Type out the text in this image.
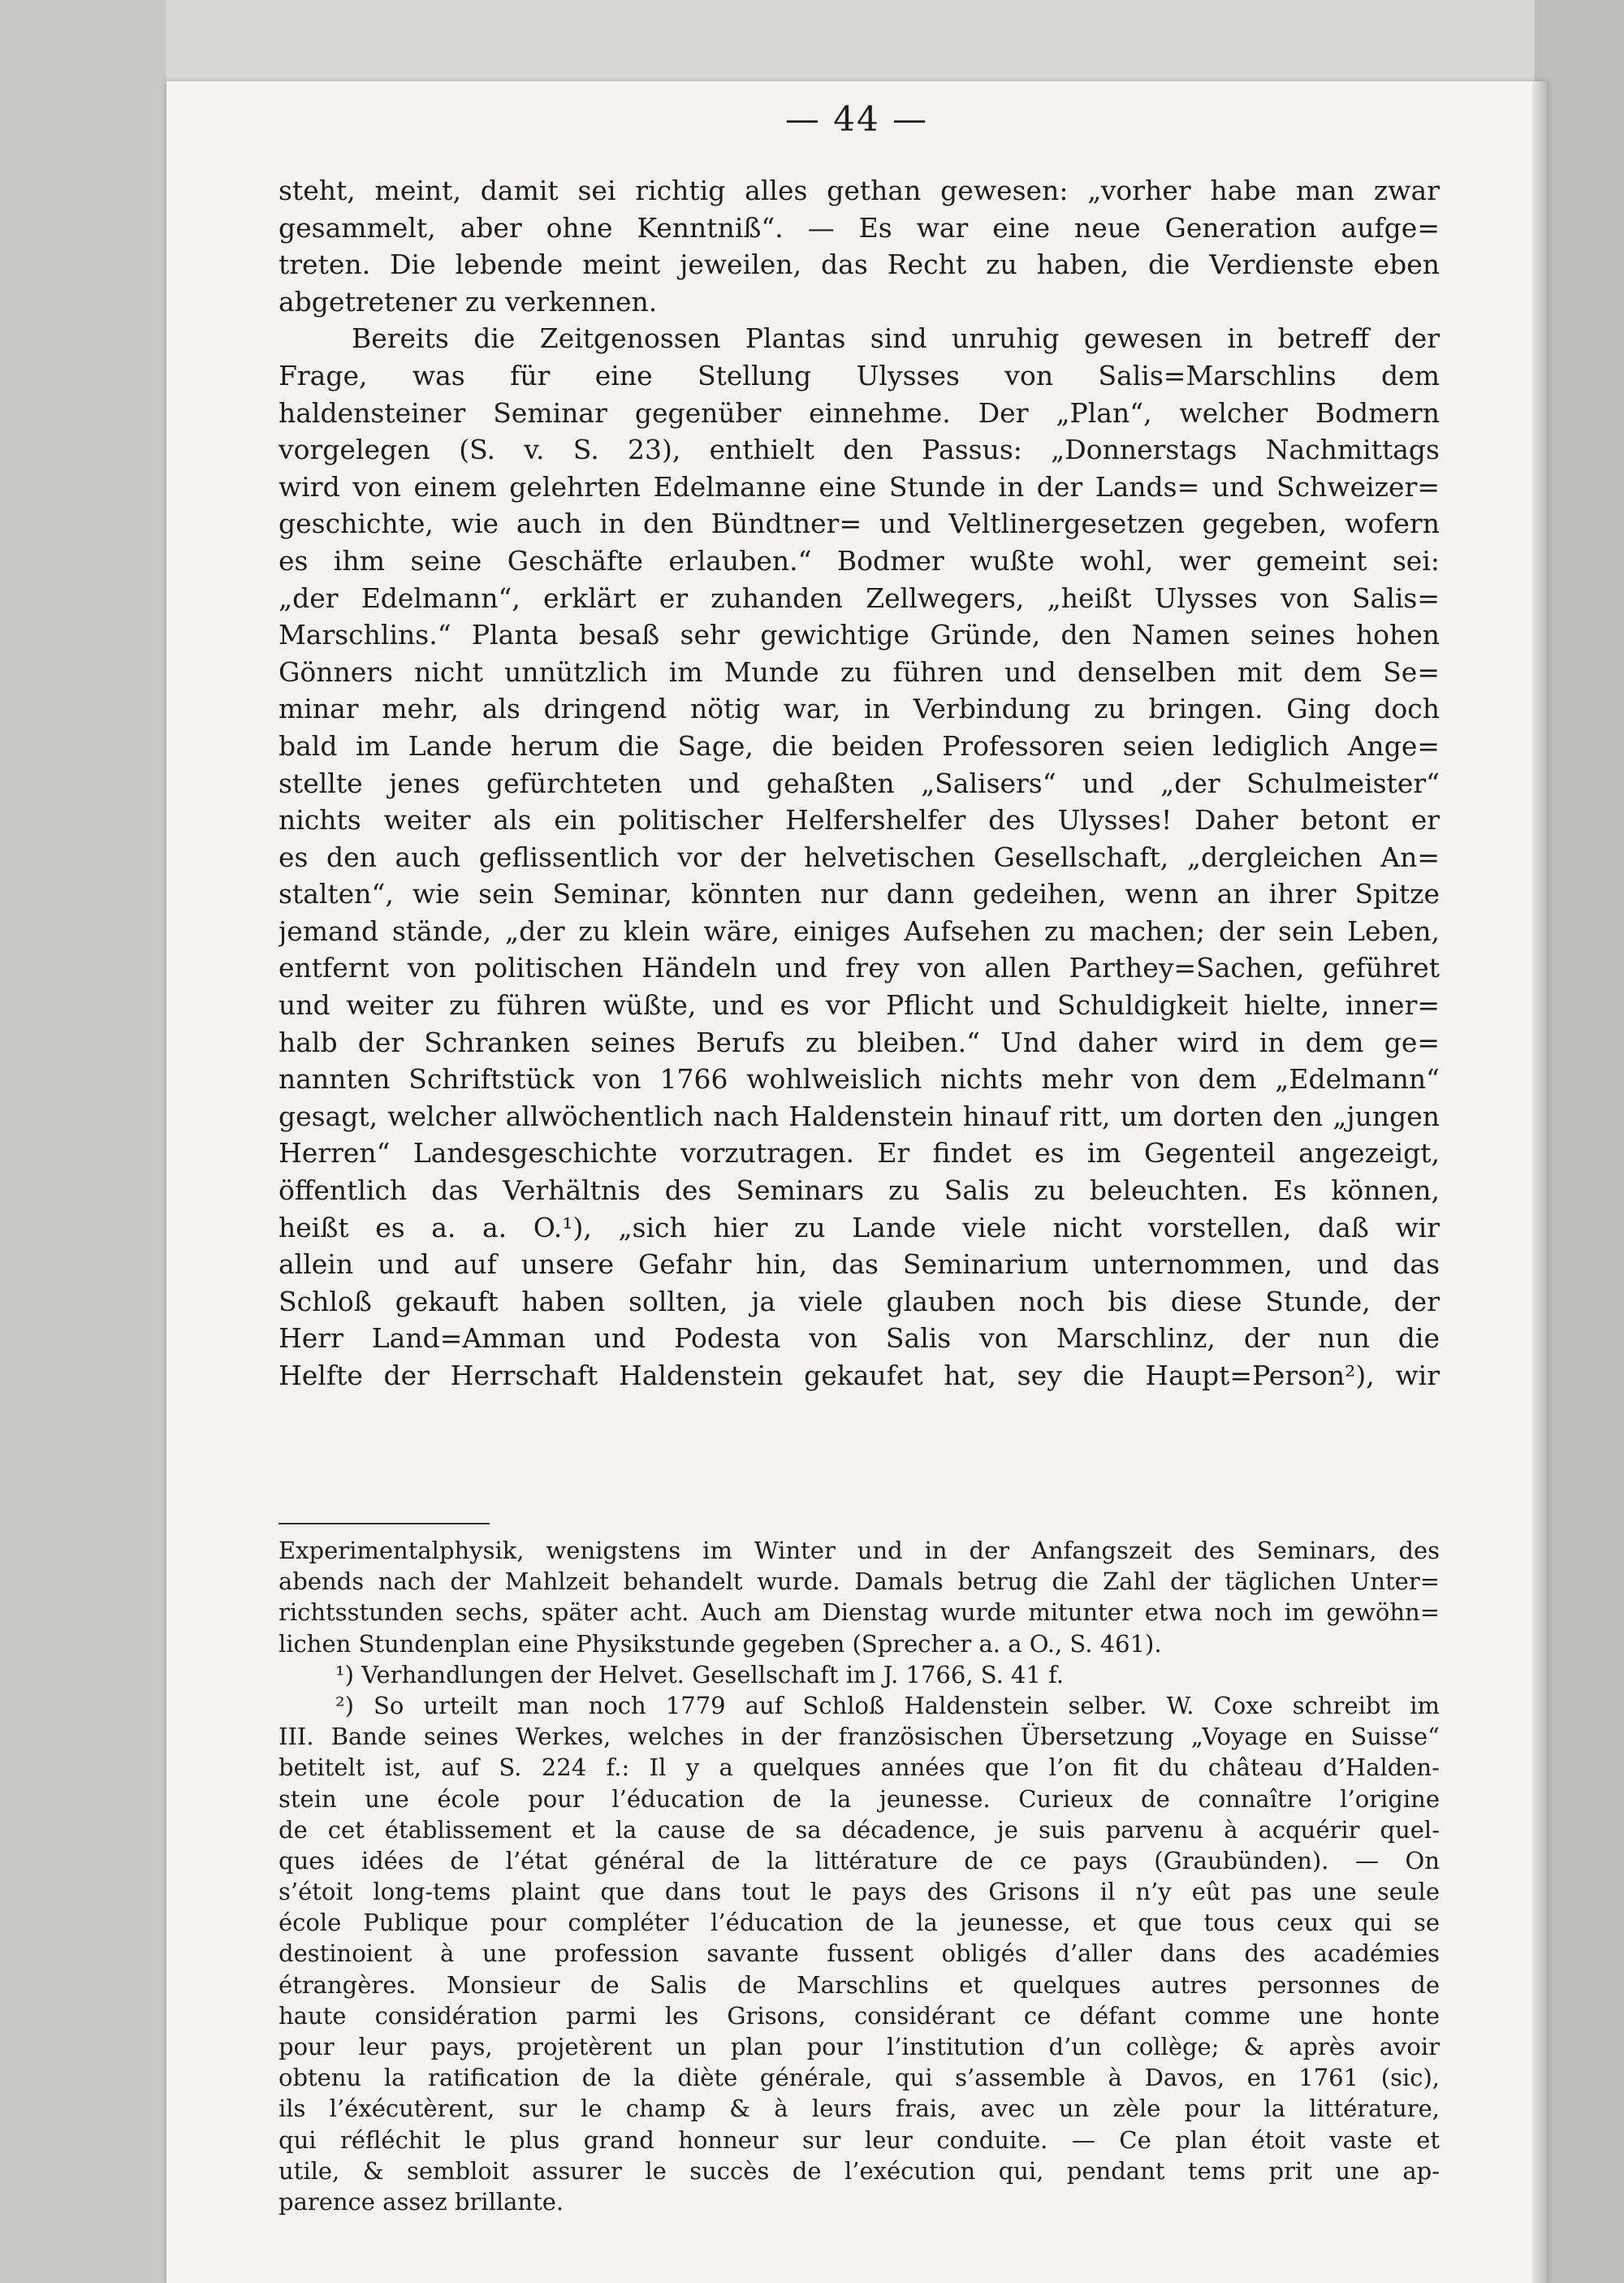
— 44 —
steht, meint, damit sei richtig alles gethan gewesen: „vorher habe man zwar
gesammelt, aber ohne Kenntniß“. — Es war eine neue Generation aufge=
treten. Die lebende meint jeweilen, das Recht zu haben, die Verdienste eben
abgetretener zu verkennen.
Bereits die Zeitgenossen Plantas sind unruhig gewesen in betreff der
Frage, was für eine Stellung Ulysses von Salis=Marschlins dem
haldensteiner Seminar gegenüber einnehme. Der „Plan“, welcher Bodmern
vorgelegen (S. v. S. 23), enthielt den Passus: „Donnerstags Nachmittags
wird von einem gelehrten Edelmanne eine Stunde in der Lands= und Schweizer=
geschichte, wie auch in den Bündtner= und Veltlinergesetzen gegeben, wofern
es ihm seine Geschäfte erlauben.“ Bodmer wußte wohl, wer gemeint sei:
„der Edelmann“, erklärt er zuhanden Zellwegers, „heißt Ulysses von Salis=
Marschlins.“ Planta besaß sehr gewichtige Gründe, den Namen seines hohen
Gönners nicht unnützlich im Munde zu führen und denselben mit dem Se=
minar mehr, als dringend nötig war, in Verbindung zu bringen. Ging doch
bald im Lande herum die Sage, die beiden Professoren seien lediglich Ange=
stellte jenes gefürchteten und gehaßten „Salisers“ und „der Schulmeister“
nichts weiter als ein politischer Helfershelfer des Ulysses! Daher betont er
es den auch geflissentlich vor der helvetischen Gesellschaft, „dergleichen An=
stalten“, wie sein Seminar, könnten nur dann gedeihen, wenn an ihrer Spitze
jemand stände, „der zu klein wäre, einiges Aufsehen zu machen; der sein Leben,
entfernt von politischen Händeln und frey von allen Parthey=Sachen, geführet
und weiter zu führen wüßte, und es vor Pflicht und Schuldigkeit hielte, inner=
halb der Schranken seines Berufs zu bleiben.“ Und daher wird in dem ge=
nannten Schriftstück von 1766 wohlweislich nichts mehr von dem „Edelmann“
gesagt, welcher allwöchentlich nach Haldenstein hinauf ritt, um dorten den „jungen
Herren“ Landesgeschichte vorzutragen. Er findet es im Gegenteil angezeigt,
öffentlich das Verhältnis des Seminars zu Salis zu beleuchten. Es können,
heißt es a. a. O.¹), „sich hier zu Lande viele nicht vorstellen, daß wir
allein und auf unsere Gefahr hin, das Seminarium unternommen, und das
Schloß gekauft haben sollten, ja viele glauben noch bis diese Stunde, der
Herr Land=Amman und Podesta von Salis von Marschlinz, der nun die
Helfte der Herrschaft Haldenstein gekaufet hat, sey die Haupt=Person²), wir
Experimentalphysik, wenigstens im Winter und in der Anfangszeit des Seminars, des
abends nach der Mahlzeit behandelt wurde. Damals betrug die Zahl der täglichen Unter=
richtsstunden sechs, später acht. Auch am Dienstag wurde mitunter etwa noch im gewöhn=
lichen Stundenplan eine Physikstunde gegeben (Sprecher a. a O., S. 461).
¹) Verhandlungen der Helvet. Gesellschaft im J. 1766, S. 41 f.
²) So urteilt man noch 1779 auf Schloß Haldenstein selber. W. Coxe schreibt im
III. Bande seines Werkes, welches in der französischen Übersetzung „Voyage en Suisse“
betitelt ist, auf S. 224 f.: Il y a quelques années que l’on fit du château d’Halden-
stein une école pour l’éducation de la jeunesse. Curieux de connaître l’origine
de cet établissement et la cause de sa décadence, je suis parvenu à acquérir quel-
ques idées de l’état général de la littérature de ce pays (Graubünden). — On
s’étoit long-tems plaint que dans tout le pays des Grisons il n’y eût pas une seule
école Publique pour compléter l’éducation de la jeunesse, et que tous ceux qui se
destinoient à une profession savante fussent obligés d’aller dans des académies
étrangères. Monsieur de Salis de Marschlins et quelques autres personnes de
haute considération parmi les Grisons, considérant ce défant comme une honte
pour leur pays, projetèrent un plan pour l’institution d’un collège; & après avoir
obtenu la ratification de la diète générale, qui s’assemble à Davos, en 1761 (sic),
ils l’éxécutèrent, sur le champ & à leurs frais, avec un zèle pour la littérature,
qui réfléchit le plus grand honneur sur leur conduite. — Ce plan étoit vaste et
utile, & sembloit assurer le succès de l’exécution qui, pendant tems prit une ap-
parence assez brillante.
★ ★ ★
## Job
Leave out the pictures and retype every line above exactly.

## Task output
Type out the text in this image.
— 44 —
steht, meint, damit sei richtig alles gethan gewesen: „vorher habe man zwar
gesammelt, aber ohne Kenntniß“. — Es war eine neue Generation aufge=
treten. Die lebende meint jeweilen, das Recht zu haben, die Verdienste eben
abgetretener zu verkennen.
Bereits die Zeitgenossen Plantas sind unruhig gewesen in betreff der
Frage, was für eine Stellung Ulysses von Salis=Marschlins dem
haldensteiner Seminar gegenüber einnehme. Der „Plan“, welcher Bodmern
vorgelegen (S. v. S. 23), enthielt den Passus: „Donnerstags Nachmittags
wird von einem gelehrten Edelmanne eine Stunde in der Lands= und Schweizer=
geschichte, wie auch in den Bündtner= und Veltlinergesetzen gegeben, wofern
es ihm seine Geschäfte erlauben.“ Bodmer wußte wohl, wer gemeint sei:
„der Edelmann“, erklärt er zuhanden Zellwegers, „heißt Ulysses von Salis=
Marschlins.“ Planta besaß sehr gewichtige Gründe, den Namen seines hohen
Gönners nicht unnützlich im Munde zu führen und denselben mit dem Se=
minar mehr, als dringend nötig war, in Verbindung zu bringen. Ging doch
bald im Lande herum die Sage, die beiden Professoren seien lediglich Ange=
stellte jenes gefürchteten und gehaßten „Salisers“ und „der Schulmeister“
nichts weiter als ein politischer Helfershelfer des Ulysses! Daher betont er
es den auch geflissentlich vor der helvetischen Gesellschaft, „dergleichen An=
stalten“, wie sein Seminar, könnten nur dann gedeihen, wenn an ihrer Spitze
jemand stände, „der zu klein wäre, einiges Aufsehen zu machen; der sein Leben,
entfernt von politischen Händeln und frey von allen Parthey=Sachen, geführet
und weiter zu führen wüßte, und es vor Pflicht und Schuldigkeit hielte, inner=
halb der Schranken seines Berufs zu bleiben.“ Und daher wird in dem ge=
nannten Schriftstück von 1766 wohlweislich nichts mehr von dem „Edelmann“
gesagt, welcher allwöchentlich nach Haldenstein hinauf ritt, um dorten den „jungen
Herren“ Landesgeschichte vorzutragen. Er findet es im Gegenteil angezeigt,
öffentlich das Verhältnis des Seminars zu Salis zu beleuchten. Es können,
heißt es a. a. O.¹), „sich hier zu Lande viele nicht vorstellen, daß wir
allein und auf unsere Gefahr hin, das Seminarium unternommen, und das
Schloß gekauft haben sollten, ja viele glauben noch bis diese Stunde, der
Herr Land=Amman und Podesta von Salis von Marschlinz, der nun die
Helfte der Herrschaft Haldenstein gekaufet hat, sey die Haupt=Person²), wir
Experimentalphysik, wenigstens im Winter und in der Anfangszeit des Seminars, des
abends nach der Mahlzeit behandelt wurde. Damals betrug die Zahl der täglichen Unter=
richtsstunden sechs, später acht. Auch am Dienstag wurde mitunter etwa noch im gewöhn=
lichen Stundenplan eine Physikstunde gegeben (Sprecher a. a O., S. 461).
¹) Verhandlungen der Helvet. Gesellschaft im J. 1766, S. 41 f.
²) So urteilt man noch 1779 auf Schloß Haldenstein selber. W. Coxe schreibt im
III. Bande seines Werkes, welches in der französischen Übersetzung „Voyage en Suisse“
betitelt ist, auf S. 224 f.: Il y a quelques années que l’on fit du château d’Halden-
stein une école pour l’éducation de la jeunesse. Curieux de connaître l’origine
de cet établissement et la cause de sa décadence, je suis parvenu à acquérir quel-
ques idées de l’état général de la littérature de ce pays (Graubünden). — On
s’étoit long-tems plaint que dans tout le pays des Grisons il n’y eût pas une seule
école Publique pour compléter l’éducation de la jeunesse, et que tous ceux qui se
destinoient à une profession savante fussent obligés d’aller dans des académies
étrangères. Monsieur de Salis de Marschlins et quelques autres personnes de
haute considération parmi les Grisons, considérant ce défant comme une honte
pour leur pays, projetèrent un plan pour l’institution d’un collège; & après avoir
obtenu la ratification de la diète générale, qui s’assemble à Davos, en 1761 (sic),
ils l’éxécutèrent, sur le champ & à leurs frais, avec un zèle pour la littérature,
qui réfléchit le plus grand honneur sur leur conduite. — Ce plan étoit vaste et
utile, & sembloit assurer le succès de l’exécution qui, pendant tems prit une ap-
parence assez brillante.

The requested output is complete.